Set problem: Make a tally of the lines in the records that include the string "values", and give only that number.

* Start Information supplied *

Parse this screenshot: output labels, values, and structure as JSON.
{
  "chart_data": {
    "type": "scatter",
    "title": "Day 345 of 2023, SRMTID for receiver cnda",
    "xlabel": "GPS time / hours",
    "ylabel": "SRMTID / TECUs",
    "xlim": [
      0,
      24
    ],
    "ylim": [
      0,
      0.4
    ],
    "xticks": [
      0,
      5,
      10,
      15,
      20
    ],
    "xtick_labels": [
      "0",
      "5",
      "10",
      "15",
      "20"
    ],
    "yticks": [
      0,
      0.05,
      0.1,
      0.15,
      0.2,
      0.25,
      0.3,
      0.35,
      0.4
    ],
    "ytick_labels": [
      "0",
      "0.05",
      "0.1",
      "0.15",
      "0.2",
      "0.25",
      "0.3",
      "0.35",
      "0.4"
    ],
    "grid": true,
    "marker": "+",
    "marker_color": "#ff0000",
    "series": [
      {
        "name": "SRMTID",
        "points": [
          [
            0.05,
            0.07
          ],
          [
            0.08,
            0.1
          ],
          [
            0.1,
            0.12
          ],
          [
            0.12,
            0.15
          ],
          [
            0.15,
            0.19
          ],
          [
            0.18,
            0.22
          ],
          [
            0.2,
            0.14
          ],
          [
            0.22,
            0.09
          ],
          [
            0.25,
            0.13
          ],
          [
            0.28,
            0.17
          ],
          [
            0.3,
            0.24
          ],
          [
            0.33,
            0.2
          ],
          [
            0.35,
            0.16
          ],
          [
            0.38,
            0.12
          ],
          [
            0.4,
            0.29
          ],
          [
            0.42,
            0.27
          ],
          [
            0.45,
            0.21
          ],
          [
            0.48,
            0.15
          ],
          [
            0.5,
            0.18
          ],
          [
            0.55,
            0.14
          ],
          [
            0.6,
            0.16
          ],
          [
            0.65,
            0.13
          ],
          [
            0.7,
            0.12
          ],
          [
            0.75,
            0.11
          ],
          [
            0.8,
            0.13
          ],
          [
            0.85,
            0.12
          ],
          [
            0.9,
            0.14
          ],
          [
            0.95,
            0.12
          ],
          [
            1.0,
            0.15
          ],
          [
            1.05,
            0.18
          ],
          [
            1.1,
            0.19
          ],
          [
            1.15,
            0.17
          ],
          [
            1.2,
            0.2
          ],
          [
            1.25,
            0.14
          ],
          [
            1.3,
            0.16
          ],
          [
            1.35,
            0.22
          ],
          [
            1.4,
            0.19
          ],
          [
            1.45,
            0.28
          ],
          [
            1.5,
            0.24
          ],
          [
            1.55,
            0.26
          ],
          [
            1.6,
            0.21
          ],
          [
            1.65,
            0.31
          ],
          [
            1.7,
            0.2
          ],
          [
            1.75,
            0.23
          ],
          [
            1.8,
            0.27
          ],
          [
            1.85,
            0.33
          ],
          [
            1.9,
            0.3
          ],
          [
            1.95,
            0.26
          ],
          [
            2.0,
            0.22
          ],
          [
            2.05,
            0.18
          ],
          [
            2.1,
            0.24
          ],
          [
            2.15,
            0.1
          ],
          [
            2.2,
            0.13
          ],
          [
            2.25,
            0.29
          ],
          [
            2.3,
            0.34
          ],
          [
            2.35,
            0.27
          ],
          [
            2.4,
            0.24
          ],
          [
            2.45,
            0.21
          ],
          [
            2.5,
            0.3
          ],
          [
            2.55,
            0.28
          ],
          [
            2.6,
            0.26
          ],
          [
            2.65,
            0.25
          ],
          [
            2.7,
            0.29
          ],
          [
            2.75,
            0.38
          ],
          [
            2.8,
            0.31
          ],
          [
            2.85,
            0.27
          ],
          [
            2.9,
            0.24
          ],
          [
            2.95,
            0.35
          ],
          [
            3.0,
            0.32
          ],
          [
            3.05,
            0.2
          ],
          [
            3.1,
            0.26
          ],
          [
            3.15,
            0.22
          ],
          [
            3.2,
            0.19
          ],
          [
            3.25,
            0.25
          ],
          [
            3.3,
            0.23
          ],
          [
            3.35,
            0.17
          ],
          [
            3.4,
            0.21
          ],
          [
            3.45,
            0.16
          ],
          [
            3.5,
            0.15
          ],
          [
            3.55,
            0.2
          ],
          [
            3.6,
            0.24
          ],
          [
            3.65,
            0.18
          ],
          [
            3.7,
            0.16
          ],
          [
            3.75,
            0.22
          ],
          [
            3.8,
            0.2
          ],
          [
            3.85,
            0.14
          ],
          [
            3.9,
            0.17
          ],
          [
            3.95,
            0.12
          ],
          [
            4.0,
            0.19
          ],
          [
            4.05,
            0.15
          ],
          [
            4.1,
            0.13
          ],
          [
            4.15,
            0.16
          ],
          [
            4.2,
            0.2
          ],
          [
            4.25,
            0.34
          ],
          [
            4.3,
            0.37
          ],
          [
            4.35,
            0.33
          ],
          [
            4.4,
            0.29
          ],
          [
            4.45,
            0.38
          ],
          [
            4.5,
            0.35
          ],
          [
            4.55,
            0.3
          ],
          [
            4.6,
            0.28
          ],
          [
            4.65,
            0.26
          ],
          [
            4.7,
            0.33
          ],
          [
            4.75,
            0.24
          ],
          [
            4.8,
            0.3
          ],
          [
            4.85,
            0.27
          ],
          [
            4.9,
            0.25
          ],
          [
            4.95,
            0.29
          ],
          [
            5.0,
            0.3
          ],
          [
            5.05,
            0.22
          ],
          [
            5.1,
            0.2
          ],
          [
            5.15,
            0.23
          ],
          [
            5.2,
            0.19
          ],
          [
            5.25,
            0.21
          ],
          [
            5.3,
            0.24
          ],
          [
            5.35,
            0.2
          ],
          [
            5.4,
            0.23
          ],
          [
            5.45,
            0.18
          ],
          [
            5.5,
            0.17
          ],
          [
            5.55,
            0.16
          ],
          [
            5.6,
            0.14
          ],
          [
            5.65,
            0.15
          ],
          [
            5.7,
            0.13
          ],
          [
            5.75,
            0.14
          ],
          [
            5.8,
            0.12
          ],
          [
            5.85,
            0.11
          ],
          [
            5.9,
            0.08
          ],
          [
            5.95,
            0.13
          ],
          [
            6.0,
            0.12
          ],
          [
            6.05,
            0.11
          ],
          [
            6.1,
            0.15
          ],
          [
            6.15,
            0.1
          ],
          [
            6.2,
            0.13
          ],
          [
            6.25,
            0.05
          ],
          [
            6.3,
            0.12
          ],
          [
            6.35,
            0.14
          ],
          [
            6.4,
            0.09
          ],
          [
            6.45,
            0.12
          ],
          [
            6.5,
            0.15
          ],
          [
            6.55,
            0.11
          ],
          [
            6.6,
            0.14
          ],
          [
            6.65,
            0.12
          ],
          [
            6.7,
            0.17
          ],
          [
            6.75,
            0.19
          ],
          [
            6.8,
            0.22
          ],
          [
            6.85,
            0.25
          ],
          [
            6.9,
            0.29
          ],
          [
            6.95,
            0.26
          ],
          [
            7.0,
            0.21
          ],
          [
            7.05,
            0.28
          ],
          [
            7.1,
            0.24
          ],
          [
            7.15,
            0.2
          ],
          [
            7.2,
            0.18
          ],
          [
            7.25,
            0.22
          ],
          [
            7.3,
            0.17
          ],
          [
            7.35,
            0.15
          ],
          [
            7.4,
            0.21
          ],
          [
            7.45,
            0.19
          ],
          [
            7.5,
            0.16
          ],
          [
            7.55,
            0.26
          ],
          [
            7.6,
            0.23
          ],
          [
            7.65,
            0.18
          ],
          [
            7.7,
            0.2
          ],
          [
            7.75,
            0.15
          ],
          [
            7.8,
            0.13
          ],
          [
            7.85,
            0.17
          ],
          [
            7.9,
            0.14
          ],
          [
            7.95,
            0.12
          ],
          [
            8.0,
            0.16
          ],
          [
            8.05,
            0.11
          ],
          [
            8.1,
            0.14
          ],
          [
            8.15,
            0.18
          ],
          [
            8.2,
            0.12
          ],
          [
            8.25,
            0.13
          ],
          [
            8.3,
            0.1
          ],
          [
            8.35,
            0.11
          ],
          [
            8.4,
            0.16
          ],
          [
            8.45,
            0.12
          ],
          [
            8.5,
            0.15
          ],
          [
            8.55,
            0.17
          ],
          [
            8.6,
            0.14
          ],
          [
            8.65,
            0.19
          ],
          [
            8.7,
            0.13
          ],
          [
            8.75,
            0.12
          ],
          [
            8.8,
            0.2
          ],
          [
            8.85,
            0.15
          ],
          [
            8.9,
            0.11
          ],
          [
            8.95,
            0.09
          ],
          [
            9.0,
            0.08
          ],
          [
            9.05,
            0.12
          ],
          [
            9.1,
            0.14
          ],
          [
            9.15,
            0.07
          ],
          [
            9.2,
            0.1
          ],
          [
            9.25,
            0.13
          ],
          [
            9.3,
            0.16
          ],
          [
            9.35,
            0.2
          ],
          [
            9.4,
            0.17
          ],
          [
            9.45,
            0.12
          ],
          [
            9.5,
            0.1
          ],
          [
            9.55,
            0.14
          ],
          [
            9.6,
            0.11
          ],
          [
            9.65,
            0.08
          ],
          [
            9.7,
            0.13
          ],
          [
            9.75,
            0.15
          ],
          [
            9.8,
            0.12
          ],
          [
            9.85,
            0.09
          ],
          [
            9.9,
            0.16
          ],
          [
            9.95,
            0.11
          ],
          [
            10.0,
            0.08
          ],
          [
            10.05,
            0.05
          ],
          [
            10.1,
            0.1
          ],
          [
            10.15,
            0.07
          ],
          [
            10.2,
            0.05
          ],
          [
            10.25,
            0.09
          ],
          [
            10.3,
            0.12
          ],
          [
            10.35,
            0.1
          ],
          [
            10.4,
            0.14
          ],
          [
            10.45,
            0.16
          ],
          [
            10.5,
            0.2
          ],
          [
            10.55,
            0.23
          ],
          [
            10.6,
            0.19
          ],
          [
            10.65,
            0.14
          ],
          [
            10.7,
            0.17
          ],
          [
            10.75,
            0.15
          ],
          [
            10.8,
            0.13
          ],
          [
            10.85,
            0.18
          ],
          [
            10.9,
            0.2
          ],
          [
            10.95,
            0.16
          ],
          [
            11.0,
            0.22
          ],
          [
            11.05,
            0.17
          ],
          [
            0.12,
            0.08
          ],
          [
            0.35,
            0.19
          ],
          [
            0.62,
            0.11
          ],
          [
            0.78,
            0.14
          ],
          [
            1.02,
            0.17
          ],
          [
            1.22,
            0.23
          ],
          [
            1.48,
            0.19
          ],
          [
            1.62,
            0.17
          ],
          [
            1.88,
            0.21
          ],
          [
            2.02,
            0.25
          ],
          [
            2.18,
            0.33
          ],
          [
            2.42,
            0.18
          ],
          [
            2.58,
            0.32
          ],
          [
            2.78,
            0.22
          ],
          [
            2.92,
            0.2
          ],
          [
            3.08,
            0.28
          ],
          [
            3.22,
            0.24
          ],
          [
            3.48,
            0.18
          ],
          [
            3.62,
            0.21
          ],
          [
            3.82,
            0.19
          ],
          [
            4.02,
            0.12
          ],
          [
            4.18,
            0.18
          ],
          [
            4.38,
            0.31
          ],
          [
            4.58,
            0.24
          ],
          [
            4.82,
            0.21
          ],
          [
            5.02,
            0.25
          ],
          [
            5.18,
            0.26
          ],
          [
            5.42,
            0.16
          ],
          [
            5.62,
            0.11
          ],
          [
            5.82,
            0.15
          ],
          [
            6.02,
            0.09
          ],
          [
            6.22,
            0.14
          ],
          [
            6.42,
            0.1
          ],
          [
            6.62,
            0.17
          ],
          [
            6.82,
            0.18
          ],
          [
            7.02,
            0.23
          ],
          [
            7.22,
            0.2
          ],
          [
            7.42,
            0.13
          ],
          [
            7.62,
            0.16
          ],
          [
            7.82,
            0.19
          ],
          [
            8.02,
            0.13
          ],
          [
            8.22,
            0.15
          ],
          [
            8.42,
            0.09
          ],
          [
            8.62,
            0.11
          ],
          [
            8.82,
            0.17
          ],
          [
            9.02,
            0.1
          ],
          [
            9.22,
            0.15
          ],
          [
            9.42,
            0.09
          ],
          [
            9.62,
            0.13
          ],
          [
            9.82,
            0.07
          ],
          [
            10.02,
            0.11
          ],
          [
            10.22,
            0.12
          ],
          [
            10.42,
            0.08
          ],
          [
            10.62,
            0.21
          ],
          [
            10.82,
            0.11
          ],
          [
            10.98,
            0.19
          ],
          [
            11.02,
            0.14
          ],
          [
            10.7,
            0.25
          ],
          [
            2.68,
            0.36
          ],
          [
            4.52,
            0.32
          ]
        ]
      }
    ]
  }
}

* End Information supplied *
* Start Information supplied *

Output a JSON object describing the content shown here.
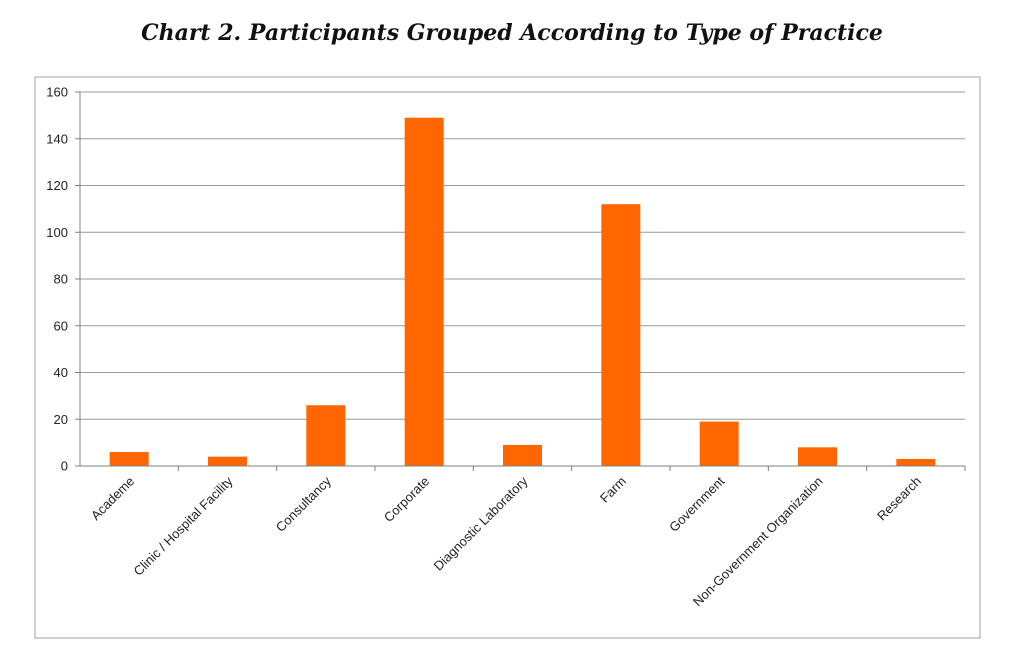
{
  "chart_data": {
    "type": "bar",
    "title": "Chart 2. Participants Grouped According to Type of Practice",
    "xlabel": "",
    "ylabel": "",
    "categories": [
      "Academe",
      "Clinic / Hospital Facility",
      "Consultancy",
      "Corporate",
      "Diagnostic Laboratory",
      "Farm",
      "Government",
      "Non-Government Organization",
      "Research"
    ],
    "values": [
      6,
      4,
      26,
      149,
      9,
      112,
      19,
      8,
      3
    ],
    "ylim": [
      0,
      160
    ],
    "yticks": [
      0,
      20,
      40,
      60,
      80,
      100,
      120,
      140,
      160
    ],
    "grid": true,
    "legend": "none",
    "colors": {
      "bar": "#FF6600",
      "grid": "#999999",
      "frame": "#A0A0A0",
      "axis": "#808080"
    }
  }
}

* End Information supplied *
* Start Information supplied *

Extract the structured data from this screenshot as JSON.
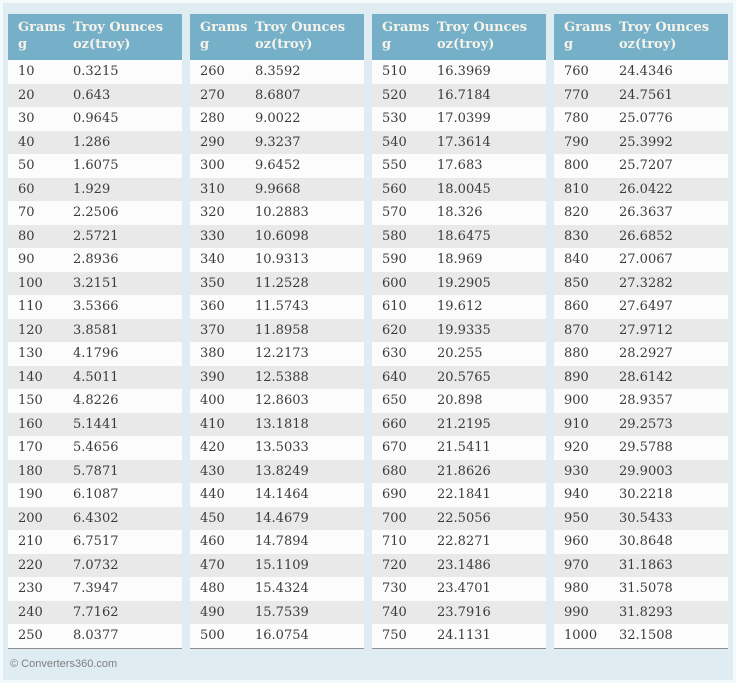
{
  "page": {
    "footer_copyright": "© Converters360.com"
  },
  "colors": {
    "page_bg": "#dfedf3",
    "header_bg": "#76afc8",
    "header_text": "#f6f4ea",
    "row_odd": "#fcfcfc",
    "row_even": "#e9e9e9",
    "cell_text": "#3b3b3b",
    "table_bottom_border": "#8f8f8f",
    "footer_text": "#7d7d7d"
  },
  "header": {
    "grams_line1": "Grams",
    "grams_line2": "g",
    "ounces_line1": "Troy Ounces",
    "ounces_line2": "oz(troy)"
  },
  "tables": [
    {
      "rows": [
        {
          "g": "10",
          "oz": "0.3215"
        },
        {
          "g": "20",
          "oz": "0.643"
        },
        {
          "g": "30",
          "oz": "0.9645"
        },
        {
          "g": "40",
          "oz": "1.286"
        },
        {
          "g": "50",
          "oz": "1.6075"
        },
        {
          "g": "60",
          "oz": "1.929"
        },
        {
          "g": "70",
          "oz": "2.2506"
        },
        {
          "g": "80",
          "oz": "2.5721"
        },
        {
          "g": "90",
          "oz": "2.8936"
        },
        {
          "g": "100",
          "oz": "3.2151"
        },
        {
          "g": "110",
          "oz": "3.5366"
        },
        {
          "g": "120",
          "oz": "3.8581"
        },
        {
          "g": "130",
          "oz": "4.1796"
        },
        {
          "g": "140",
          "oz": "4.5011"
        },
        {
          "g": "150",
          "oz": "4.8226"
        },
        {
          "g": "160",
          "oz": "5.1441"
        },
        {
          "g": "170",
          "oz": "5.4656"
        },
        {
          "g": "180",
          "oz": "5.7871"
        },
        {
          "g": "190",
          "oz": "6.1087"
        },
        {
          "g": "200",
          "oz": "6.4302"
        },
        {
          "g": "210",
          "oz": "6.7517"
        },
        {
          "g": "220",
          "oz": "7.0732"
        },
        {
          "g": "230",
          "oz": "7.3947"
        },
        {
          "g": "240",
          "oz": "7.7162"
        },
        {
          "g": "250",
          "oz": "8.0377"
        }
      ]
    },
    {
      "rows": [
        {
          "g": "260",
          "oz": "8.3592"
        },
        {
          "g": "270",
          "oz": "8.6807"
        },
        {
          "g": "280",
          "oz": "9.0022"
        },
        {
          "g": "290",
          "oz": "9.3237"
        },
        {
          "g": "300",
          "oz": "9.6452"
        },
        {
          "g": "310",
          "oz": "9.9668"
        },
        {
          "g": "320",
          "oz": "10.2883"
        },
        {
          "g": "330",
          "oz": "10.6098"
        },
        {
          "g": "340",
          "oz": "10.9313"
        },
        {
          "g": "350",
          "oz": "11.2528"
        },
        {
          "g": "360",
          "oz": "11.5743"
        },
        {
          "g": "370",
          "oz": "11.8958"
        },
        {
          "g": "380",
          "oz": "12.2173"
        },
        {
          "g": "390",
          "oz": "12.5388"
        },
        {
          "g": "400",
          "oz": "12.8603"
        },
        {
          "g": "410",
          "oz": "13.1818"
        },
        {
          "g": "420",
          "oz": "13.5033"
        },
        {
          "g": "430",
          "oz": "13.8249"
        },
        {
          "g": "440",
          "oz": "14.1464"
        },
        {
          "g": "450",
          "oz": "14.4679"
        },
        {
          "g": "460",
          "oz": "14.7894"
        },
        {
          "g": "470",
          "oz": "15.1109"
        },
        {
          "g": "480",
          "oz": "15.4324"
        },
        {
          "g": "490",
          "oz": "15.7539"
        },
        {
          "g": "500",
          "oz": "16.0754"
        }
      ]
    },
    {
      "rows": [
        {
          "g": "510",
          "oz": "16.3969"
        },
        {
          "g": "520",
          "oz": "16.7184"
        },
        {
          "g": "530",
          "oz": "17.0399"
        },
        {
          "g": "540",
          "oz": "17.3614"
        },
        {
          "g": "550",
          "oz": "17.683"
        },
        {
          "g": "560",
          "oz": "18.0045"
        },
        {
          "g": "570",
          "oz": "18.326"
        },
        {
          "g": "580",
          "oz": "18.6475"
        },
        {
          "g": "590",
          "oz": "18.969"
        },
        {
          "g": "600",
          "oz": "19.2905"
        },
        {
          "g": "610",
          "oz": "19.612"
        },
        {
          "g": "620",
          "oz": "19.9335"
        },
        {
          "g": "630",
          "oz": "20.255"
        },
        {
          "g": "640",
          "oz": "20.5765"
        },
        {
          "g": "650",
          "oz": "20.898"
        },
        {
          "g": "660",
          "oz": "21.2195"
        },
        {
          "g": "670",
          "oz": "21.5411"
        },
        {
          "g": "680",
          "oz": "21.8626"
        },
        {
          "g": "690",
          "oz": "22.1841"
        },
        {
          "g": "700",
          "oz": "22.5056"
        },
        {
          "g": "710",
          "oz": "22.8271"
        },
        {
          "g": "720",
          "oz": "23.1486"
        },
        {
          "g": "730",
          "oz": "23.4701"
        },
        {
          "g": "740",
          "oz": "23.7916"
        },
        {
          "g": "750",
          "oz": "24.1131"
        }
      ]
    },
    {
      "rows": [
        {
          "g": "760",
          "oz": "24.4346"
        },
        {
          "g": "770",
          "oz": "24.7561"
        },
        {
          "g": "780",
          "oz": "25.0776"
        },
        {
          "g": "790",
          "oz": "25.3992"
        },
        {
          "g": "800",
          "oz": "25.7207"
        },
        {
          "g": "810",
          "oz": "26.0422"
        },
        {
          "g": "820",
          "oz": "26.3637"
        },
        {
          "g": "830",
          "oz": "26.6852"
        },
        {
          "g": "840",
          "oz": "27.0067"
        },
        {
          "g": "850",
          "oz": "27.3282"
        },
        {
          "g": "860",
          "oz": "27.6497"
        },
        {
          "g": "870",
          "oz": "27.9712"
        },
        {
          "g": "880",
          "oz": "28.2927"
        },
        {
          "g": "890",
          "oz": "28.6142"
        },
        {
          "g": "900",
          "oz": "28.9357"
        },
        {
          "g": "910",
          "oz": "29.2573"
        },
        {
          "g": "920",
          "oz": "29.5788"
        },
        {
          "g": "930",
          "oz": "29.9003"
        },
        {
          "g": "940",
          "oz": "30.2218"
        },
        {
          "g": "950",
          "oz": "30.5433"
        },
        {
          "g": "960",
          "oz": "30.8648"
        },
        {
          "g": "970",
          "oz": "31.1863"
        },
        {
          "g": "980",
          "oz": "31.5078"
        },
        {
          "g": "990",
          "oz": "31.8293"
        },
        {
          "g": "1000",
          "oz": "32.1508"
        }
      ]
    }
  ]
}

* End Information supplied *

Completed exercise: 2